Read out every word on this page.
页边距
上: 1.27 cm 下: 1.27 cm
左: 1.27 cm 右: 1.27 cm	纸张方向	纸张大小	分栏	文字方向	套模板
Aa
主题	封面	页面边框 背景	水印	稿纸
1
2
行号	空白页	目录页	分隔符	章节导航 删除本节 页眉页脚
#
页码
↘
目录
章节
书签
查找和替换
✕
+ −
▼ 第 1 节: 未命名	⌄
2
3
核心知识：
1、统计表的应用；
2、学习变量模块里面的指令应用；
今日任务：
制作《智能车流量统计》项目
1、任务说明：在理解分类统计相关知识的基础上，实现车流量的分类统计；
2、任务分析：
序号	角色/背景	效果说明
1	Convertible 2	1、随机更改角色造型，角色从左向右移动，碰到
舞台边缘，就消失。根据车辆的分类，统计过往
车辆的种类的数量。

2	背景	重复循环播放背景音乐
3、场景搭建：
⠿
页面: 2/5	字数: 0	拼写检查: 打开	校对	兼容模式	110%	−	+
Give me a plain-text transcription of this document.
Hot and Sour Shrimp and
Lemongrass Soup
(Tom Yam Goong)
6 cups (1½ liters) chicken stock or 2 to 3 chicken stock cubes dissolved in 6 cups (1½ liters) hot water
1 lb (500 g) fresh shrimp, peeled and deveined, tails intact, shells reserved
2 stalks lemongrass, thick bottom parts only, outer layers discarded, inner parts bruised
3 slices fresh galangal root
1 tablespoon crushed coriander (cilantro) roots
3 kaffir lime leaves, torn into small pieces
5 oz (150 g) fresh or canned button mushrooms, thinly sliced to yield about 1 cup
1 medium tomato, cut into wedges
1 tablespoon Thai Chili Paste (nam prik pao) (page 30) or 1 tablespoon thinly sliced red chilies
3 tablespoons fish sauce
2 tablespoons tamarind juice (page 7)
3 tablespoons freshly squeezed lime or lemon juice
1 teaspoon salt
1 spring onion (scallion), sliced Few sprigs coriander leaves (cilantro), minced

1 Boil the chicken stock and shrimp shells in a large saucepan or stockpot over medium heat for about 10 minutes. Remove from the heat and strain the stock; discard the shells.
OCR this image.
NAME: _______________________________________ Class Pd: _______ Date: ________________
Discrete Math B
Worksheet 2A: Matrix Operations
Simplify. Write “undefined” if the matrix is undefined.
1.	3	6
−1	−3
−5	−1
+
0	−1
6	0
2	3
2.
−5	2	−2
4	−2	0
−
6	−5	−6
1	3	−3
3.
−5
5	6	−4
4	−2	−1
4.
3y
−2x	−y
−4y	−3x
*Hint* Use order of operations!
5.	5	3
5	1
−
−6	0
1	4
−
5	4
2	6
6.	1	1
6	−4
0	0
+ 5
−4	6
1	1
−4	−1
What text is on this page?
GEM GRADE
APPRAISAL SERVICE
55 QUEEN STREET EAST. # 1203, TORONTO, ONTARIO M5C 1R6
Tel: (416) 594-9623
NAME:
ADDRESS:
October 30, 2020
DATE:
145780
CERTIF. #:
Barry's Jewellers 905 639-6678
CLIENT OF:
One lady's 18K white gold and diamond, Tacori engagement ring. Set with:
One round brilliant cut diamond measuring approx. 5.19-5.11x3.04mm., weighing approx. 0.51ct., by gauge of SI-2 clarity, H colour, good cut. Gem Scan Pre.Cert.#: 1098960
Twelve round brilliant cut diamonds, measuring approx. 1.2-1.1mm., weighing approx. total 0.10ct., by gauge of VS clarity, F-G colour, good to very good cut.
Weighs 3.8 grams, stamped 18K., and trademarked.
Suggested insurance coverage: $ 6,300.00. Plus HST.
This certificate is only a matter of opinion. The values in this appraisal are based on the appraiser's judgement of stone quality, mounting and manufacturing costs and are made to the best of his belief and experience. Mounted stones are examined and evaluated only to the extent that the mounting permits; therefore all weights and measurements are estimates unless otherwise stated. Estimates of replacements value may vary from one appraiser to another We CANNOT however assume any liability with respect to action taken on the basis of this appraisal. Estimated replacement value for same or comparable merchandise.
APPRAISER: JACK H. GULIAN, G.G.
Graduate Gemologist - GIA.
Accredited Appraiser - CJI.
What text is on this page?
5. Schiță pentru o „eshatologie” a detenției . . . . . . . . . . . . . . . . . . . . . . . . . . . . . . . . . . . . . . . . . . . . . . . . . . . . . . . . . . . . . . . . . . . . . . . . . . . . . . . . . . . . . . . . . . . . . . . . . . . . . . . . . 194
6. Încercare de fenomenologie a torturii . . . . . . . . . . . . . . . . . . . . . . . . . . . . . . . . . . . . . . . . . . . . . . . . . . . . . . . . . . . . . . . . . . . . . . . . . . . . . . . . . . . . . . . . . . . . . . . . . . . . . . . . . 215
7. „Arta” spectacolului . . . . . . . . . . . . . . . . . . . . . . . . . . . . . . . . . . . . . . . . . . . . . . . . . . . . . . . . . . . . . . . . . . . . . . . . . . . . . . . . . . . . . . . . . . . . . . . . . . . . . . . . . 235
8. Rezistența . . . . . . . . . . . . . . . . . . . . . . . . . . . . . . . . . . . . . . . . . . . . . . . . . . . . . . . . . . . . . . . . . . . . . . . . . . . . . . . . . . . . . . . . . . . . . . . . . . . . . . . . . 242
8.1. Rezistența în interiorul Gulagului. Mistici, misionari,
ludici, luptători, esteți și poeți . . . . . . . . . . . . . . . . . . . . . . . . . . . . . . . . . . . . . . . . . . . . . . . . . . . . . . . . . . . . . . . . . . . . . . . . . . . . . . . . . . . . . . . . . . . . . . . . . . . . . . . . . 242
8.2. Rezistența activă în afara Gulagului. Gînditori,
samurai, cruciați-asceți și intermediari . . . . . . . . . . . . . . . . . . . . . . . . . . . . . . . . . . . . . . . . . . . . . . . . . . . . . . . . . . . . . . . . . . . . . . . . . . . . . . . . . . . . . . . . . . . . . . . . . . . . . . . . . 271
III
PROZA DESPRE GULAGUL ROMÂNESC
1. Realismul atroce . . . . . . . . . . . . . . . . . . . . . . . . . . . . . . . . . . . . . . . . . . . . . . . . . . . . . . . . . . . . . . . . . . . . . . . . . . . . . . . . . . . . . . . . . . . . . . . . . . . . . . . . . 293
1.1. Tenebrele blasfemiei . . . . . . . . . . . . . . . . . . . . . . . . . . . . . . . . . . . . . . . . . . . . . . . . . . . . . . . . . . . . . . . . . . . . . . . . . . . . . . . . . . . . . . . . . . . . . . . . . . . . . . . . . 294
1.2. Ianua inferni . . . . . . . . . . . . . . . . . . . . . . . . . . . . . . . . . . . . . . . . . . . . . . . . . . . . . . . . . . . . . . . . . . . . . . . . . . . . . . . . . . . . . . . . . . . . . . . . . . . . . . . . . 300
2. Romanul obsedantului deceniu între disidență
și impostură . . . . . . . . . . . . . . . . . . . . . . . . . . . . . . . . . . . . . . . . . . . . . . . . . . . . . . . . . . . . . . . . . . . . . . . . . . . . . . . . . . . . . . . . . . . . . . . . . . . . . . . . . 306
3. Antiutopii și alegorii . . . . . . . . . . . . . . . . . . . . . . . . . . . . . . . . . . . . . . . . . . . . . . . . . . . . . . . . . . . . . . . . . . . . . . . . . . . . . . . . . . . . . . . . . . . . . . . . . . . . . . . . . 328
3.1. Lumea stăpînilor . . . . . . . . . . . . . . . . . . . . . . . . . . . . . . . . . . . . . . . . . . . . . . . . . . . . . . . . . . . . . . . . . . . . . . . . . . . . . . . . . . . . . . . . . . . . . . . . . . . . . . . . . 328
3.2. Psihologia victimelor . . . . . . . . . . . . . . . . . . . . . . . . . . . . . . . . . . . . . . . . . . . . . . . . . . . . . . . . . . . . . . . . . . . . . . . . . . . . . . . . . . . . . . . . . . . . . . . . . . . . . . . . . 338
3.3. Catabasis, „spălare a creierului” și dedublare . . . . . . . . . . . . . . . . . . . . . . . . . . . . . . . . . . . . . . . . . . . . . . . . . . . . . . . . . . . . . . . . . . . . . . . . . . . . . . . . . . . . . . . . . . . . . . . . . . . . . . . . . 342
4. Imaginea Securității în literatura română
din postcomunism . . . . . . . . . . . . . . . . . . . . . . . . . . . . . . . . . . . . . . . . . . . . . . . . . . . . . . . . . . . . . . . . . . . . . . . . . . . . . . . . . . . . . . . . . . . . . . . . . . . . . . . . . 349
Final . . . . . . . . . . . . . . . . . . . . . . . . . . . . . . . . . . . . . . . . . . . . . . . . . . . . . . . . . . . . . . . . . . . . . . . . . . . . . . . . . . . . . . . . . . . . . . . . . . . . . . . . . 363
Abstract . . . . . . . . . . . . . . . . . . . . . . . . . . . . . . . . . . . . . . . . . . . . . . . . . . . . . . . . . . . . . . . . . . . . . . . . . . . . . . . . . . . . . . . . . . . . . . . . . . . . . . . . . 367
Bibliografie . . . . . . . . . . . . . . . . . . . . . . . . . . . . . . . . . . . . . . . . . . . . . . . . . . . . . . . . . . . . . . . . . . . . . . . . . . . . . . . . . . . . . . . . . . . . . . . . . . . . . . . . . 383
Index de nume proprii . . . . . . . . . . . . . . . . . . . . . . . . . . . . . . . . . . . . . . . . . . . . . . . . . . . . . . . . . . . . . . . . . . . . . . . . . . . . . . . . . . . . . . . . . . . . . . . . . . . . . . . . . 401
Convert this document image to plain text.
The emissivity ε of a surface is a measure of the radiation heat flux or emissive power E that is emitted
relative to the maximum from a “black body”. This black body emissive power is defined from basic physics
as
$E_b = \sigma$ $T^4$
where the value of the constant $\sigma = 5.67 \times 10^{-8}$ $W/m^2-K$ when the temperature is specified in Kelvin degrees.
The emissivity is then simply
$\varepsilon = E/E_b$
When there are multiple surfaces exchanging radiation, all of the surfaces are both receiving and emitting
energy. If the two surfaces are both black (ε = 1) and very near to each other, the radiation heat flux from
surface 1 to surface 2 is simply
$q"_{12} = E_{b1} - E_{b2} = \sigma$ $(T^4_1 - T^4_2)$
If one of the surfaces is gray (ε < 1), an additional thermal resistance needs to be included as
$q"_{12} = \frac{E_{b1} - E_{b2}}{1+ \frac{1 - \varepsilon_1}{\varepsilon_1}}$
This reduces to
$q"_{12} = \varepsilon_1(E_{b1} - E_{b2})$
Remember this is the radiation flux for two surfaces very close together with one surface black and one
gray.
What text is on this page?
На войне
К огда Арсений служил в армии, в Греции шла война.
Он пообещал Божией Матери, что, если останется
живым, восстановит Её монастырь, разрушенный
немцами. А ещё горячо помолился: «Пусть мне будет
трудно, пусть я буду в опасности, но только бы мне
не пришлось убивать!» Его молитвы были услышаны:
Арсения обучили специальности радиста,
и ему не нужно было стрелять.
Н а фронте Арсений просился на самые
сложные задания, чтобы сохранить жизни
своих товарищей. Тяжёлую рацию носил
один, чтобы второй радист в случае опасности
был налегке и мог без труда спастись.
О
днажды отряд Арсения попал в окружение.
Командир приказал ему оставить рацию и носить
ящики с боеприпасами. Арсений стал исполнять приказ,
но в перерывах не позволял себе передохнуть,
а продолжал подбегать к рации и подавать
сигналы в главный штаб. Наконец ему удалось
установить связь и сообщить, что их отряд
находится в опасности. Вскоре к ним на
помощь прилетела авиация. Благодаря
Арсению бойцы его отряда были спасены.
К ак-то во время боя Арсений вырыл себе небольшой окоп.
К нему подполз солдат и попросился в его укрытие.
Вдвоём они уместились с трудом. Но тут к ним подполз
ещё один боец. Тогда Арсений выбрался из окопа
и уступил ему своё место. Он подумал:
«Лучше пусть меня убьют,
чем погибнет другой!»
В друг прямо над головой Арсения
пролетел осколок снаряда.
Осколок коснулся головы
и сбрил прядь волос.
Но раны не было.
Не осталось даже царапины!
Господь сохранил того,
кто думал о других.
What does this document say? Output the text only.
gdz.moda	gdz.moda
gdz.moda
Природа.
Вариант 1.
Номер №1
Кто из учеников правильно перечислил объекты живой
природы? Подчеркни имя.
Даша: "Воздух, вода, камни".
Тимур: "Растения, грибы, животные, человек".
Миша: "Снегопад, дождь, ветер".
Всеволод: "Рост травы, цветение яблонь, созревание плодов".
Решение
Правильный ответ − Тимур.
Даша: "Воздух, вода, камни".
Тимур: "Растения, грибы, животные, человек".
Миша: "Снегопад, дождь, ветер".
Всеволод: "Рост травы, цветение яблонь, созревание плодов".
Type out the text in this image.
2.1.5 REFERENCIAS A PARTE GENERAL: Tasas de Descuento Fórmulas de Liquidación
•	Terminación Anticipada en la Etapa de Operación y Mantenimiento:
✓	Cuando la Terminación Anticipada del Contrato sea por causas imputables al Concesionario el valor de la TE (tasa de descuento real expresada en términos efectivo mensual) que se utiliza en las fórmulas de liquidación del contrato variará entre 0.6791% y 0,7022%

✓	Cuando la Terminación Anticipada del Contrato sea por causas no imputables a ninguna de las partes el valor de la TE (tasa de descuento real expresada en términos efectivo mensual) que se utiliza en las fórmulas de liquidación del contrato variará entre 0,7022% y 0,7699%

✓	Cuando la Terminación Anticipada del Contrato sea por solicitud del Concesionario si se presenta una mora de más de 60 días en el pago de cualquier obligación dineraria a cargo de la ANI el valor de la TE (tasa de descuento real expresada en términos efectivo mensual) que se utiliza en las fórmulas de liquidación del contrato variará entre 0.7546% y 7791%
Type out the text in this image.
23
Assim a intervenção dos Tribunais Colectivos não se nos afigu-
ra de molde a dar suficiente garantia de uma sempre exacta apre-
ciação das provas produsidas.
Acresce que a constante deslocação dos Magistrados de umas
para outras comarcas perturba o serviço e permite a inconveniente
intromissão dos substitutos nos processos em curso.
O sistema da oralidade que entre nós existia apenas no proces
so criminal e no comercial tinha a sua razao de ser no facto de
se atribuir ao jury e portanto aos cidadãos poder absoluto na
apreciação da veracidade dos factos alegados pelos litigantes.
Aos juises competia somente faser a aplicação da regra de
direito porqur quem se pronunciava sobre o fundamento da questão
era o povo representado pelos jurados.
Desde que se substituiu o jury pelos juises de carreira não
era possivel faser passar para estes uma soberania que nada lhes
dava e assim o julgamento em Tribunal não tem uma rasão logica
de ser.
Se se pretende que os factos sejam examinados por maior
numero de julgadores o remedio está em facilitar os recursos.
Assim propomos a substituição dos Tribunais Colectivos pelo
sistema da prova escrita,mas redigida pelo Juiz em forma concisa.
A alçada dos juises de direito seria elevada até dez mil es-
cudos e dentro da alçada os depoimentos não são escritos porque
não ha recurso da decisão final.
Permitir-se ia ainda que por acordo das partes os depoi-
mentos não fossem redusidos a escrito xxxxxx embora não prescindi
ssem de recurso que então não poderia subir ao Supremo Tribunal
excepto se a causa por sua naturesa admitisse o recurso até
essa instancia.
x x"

■ ■ ■ ■ ■ ■ ■

PROBLEM STATEMENT.
Of the lines above, how many include the word "both"? Reply with the number only.

FINAL RESULT.
2